• To do
Pick every line with "structure" from the material below.
:: Source records ::
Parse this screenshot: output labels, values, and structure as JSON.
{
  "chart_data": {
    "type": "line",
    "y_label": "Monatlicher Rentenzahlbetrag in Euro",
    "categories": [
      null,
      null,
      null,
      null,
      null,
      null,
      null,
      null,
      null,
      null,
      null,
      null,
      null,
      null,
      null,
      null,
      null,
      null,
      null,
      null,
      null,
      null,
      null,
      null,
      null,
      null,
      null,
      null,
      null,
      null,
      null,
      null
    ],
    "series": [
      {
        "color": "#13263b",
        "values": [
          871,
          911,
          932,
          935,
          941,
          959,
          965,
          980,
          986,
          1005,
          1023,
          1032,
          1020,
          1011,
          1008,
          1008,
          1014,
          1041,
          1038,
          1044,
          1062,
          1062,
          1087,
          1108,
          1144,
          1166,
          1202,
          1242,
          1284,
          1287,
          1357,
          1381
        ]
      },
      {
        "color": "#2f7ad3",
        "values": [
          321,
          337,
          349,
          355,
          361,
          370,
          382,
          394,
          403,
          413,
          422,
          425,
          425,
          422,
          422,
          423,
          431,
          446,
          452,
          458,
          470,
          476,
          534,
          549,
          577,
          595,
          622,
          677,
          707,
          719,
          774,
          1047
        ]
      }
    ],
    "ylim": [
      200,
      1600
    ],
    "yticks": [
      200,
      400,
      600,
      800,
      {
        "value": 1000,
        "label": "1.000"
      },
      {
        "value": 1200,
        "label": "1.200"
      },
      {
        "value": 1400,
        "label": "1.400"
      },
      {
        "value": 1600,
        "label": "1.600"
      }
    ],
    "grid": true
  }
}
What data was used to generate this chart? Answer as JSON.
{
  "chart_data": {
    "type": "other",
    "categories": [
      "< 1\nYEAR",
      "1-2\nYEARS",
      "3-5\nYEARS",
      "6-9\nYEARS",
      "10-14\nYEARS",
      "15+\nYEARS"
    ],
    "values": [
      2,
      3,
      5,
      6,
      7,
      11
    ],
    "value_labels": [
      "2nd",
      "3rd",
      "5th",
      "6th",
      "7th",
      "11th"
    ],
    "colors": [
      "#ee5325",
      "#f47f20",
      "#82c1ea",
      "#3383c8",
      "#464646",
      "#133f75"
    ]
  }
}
:::
:: Source records ::
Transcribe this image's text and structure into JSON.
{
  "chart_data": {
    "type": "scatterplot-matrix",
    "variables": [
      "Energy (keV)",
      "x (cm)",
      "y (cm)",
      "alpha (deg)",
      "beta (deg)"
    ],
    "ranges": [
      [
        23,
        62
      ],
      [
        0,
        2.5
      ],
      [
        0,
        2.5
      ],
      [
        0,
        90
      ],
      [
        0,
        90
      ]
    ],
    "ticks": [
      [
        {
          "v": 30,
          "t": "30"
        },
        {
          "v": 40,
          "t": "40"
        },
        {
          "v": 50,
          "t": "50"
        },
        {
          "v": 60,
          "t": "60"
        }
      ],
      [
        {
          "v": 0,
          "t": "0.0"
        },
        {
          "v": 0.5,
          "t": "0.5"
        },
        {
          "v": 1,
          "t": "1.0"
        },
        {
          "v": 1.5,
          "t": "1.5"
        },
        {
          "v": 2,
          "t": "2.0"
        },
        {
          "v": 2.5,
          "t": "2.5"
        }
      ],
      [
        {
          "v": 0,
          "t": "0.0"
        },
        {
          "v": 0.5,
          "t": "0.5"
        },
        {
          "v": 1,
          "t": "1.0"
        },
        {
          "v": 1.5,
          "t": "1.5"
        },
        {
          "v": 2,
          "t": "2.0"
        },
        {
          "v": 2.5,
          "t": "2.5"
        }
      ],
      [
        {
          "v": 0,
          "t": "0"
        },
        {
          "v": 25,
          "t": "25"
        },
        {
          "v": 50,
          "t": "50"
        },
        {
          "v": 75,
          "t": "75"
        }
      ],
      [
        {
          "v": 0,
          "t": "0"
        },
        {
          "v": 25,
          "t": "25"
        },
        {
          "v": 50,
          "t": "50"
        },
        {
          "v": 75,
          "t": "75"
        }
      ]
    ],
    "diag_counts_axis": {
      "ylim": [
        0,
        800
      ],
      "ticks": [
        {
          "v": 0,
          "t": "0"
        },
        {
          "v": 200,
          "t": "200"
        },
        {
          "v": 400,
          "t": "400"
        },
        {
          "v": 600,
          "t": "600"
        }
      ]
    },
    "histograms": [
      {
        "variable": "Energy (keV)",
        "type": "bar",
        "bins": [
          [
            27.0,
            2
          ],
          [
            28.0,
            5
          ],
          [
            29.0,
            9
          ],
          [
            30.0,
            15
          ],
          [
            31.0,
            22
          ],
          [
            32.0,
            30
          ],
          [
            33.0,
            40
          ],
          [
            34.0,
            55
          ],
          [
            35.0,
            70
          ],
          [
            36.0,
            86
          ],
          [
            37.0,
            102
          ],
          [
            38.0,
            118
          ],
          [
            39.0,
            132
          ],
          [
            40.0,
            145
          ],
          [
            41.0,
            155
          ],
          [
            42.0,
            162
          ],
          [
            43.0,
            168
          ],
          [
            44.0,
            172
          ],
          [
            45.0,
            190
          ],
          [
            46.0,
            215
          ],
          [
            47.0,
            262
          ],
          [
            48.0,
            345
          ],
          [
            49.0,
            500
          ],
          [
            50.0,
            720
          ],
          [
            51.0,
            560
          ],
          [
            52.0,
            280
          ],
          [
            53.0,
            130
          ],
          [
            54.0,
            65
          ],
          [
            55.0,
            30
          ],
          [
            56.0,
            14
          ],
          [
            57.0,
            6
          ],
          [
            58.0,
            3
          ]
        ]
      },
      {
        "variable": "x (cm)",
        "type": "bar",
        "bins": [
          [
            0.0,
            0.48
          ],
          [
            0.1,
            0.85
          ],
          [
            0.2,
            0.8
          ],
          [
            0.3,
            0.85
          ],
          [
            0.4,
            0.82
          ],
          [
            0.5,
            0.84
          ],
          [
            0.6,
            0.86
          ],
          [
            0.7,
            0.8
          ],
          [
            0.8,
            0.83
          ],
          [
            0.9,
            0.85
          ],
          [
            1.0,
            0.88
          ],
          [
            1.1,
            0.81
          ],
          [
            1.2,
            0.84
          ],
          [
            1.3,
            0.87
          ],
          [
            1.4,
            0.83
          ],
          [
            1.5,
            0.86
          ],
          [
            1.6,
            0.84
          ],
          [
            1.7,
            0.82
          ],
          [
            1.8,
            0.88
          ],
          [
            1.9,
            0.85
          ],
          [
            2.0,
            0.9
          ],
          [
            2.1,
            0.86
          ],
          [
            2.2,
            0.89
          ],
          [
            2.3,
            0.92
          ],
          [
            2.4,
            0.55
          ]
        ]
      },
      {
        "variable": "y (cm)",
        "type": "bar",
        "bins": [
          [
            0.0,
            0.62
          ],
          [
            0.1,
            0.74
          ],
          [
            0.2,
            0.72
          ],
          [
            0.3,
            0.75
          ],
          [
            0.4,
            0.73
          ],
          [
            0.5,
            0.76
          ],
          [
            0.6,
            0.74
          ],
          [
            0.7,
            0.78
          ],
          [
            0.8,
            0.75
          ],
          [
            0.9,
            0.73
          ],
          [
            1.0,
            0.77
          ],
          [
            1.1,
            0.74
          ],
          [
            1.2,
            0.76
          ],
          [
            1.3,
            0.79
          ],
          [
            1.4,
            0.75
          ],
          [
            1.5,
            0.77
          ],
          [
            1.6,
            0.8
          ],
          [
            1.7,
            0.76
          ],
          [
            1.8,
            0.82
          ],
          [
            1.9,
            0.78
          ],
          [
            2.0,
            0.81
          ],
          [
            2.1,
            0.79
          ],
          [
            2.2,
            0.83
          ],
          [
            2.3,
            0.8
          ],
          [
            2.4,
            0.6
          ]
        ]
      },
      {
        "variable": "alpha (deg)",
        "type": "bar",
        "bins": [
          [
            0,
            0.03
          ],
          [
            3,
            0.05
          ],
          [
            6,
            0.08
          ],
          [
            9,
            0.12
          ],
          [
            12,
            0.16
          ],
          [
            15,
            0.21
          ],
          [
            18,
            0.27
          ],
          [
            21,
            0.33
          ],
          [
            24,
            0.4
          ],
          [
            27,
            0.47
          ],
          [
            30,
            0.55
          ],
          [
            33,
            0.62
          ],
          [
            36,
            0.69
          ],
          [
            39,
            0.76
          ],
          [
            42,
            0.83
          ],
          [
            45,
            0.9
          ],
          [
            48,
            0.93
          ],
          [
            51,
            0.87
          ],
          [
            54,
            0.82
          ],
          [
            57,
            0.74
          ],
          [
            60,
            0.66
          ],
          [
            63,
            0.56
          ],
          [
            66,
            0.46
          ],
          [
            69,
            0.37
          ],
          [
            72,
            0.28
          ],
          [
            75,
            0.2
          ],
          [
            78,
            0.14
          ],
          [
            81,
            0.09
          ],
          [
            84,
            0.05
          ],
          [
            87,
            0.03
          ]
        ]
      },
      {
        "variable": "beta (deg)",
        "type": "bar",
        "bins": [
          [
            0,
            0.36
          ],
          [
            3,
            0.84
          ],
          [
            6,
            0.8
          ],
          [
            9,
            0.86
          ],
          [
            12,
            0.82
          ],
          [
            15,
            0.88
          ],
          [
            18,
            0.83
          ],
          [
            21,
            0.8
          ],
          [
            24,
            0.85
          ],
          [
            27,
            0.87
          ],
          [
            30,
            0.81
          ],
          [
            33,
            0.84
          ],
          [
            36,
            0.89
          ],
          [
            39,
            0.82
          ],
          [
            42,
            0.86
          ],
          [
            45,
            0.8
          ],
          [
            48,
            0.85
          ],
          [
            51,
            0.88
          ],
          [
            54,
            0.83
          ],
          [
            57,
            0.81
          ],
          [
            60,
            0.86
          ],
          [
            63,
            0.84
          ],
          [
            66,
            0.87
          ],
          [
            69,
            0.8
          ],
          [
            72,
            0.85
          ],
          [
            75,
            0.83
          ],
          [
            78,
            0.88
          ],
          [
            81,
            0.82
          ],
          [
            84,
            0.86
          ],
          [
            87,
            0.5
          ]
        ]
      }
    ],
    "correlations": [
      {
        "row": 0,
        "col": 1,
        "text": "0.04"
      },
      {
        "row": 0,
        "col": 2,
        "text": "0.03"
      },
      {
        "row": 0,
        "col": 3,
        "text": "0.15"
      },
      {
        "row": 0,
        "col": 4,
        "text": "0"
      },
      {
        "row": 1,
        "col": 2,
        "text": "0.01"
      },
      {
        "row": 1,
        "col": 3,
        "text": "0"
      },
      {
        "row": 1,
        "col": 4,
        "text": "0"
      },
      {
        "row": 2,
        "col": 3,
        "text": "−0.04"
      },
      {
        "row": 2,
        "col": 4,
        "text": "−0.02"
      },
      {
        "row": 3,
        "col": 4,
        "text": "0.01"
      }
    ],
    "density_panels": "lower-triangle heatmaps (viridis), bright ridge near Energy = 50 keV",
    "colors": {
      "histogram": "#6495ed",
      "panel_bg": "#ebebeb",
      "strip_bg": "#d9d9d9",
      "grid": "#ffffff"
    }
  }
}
:::
• Output of the exercise
Parse this screenshot: output labels, values, and structure as JSON.
Transcribe this image's text and structure into JSON.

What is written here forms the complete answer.